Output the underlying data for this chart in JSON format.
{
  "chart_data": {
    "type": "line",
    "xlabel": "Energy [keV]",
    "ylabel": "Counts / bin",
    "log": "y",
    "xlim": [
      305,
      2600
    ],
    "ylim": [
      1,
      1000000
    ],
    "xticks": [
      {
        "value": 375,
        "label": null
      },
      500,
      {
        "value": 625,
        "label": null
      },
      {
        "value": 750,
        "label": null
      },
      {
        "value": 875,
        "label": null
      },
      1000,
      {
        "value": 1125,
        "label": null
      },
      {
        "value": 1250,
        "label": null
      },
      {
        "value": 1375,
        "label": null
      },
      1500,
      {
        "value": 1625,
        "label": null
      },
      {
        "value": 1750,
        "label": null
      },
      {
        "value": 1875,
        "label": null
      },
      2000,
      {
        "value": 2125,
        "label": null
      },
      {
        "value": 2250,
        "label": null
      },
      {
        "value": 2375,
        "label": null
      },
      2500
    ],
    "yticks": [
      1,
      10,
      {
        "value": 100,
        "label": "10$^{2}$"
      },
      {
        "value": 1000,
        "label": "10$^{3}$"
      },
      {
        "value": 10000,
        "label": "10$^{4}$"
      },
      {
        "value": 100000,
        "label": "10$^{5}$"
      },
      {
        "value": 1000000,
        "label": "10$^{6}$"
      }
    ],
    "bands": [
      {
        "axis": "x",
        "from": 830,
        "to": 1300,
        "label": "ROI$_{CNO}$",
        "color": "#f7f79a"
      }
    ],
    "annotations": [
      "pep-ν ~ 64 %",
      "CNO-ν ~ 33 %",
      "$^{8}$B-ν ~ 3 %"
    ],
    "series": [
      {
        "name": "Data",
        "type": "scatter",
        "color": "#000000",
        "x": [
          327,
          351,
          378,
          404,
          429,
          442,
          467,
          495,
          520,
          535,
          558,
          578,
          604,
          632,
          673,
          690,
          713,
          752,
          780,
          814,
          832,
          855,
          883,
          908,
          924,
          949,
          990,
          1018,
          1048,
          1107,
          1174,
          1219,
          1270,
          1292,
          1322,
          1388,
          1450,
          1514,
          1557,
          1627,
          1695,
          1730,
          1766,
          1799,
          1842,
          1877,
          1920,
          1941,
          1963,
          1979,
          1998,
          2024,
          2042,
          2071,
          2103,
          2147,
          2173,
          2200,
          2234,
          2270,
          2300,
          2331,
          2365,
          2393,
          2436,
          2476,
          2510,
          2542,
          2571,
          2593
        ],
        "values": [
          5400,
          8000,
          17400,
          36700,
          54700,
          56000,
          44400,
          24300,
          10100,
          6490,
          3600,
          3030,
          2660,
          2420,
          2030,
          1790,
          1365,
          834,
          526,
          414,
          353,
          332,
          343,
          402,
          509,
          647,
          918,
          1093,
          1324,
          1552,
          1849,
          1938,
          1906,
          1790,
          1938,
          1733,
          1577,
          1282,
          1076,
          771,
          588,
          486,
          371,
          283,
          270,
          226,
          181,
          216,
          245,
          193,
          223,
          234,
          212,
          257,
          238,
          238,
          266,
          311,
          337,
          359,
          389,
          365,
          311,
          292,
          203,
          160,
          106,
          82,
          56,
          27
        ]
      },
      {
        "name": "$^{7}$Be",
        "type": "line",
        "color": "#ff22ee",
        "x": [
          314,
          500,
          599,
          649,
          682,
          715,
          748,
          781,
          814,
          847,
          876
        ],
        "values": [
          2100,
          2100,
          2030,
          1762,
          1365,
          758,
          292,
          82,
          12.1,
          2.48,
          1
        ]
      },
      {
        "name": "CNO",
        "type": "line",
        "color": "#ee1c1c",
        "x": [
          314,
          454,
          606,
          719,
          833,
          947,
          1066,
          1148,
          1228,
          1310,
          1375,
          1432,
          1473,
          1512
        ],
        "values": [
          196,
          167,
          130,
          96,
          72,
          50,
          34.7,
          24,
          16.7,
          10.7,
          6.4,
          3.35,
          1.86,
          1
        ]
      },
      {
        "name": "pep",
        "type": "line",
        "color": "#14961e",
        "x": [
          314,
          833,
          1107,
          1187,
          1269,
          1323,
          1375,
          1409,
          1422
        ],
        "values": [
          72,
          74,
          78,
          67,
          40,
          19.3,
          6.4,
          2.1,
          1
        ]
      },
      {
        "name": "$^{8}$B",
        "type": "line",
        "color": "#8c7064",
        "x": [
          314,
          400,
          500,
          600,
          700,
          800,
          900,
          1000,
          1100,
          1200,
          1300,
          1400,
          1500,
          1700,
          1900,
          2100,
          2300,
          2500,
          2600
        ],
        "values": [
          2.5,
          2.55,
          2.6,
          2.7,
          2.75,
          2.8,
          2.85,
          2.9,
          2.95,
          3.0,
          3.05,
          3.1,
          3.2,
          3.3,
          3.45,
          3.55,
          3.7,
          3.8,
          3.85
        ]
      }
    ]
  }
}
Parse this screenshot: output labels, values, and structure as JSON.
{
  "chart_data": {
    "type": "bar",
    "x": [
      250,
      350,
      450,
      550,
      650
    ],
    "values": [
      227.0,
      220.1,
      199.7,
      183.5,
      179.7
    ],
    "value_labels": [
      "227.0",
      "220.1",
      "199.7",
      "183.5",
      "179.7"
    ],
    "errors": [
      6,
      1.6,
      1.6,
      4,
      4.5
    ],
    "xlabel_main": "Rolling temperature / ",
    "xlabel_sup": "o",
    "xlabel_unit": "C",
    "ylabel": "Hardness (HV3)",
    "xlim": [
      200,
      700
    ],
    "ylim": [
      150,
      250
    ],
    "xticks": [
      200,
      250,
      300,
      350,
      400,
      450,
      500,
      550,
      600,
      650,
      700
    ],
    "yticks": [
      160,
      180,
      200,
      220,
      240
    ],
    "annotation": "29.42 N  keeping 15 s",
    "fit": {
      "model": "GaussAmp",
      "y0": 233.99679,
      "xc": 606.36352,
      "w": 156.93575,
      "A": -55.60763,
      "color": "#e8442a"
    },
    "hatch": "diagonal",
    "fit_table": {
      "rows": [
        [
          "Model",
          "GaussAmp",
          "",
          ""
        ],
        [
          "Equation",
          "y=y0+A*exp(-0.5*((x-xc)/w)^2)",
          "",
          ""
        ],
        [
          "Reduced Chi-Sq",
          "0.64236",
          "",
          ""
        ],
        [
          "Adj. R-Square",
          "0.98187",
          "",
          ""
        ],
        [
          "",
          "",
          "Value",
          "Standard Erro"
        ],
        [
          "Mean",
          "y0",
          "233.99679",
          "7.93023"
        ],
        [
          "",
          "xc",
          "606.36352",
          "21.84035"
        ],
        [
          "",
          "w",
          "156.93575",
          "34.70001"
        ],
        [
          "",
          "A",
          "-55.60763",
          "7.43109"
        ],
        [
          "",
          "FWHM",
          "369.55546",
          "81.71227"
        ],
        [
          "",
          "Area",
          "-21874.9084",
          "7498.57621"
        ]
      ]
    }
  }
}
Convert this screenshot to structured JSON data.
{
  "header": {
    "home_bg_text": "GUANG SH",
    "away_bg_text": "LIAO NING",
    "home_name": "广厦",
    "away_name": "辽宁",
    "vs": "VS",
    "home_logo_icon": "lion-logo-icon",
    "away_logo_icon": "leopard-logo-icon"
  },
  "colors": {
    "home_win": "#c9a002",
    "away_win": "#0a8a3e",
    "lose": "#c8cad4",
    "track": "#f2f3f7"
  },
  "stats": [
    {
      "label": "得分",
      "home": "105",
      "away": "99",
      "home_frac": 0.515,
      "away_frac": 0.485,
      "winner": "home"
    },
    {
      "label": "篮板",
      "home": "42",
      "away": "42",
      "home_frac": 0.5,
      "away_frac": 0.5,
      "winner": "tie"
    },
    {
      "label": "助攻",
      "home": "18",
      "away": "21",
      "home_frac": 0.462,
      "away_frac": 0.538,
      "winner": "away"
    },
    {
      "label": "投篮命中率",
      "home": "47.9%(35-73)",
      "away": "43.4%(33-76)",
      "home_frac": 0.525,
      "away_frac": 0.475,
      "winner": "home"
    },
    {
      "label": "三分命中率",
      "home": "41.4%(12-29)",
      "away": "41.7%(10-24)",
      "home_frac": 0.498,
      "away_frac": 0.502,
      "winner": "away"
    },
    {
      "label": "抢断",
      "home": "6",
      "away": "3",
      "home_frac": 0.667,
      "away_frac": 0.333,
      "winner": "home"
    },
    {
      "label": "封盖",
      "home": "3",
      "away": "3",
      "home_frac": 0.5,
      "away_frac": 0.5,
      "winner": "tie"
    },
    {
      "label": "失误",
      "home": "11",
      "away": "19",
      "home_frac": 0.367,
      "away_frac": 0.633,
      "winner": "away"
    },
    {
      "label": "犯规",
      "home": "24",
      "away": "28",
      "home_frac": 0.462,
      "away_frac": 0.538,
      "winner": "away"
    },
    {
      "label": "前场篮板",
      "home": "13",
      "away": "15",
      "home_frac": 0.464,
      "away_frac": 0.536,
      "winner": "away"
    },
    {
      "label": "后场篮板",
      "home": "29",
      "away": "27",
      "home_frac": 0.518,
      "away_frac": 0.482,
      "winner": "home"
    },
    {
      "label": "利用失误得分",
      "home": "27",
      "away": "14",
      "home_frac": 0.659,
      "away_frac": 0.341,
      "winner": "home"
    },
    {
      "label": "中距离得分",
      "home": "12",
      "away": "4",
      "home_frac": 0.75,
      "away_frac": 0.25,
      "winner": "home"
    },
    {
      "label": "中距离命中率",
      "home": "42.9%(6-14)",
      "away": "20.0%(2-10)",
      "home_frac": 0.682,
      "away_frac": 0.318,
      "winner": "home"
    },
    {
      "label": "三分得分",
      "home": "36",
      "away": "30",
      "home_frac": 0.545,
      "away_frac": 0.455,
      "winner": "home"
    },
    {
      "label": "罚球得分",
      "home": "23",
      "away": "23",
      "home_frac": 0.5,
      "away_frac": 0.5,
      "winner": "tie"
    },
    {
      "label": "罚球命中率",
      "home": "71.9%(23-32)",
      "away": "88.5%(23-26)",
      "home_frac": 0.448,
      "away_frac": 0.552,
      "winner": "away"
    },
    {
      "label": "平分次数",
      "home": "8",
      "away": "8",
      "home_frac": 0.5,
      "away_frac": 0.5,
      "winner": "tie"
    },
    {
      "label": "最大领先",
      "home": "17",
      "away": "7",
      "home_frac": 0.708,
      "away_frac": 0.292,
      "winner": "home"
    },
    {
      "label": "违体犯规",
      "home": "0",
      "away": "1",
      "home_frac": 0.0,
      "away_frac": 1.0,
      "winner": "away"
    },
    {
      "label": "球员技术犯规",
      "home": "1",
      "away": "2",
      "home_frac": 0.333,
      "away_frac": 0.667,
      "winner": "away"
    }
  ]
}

Task prompt — Whichever lines contain the string "icon", select and copy them.

Solution —
    "home_logo_icon": "lion-logo-icon",
    "away_logo_icon": "leopard-logo-icon"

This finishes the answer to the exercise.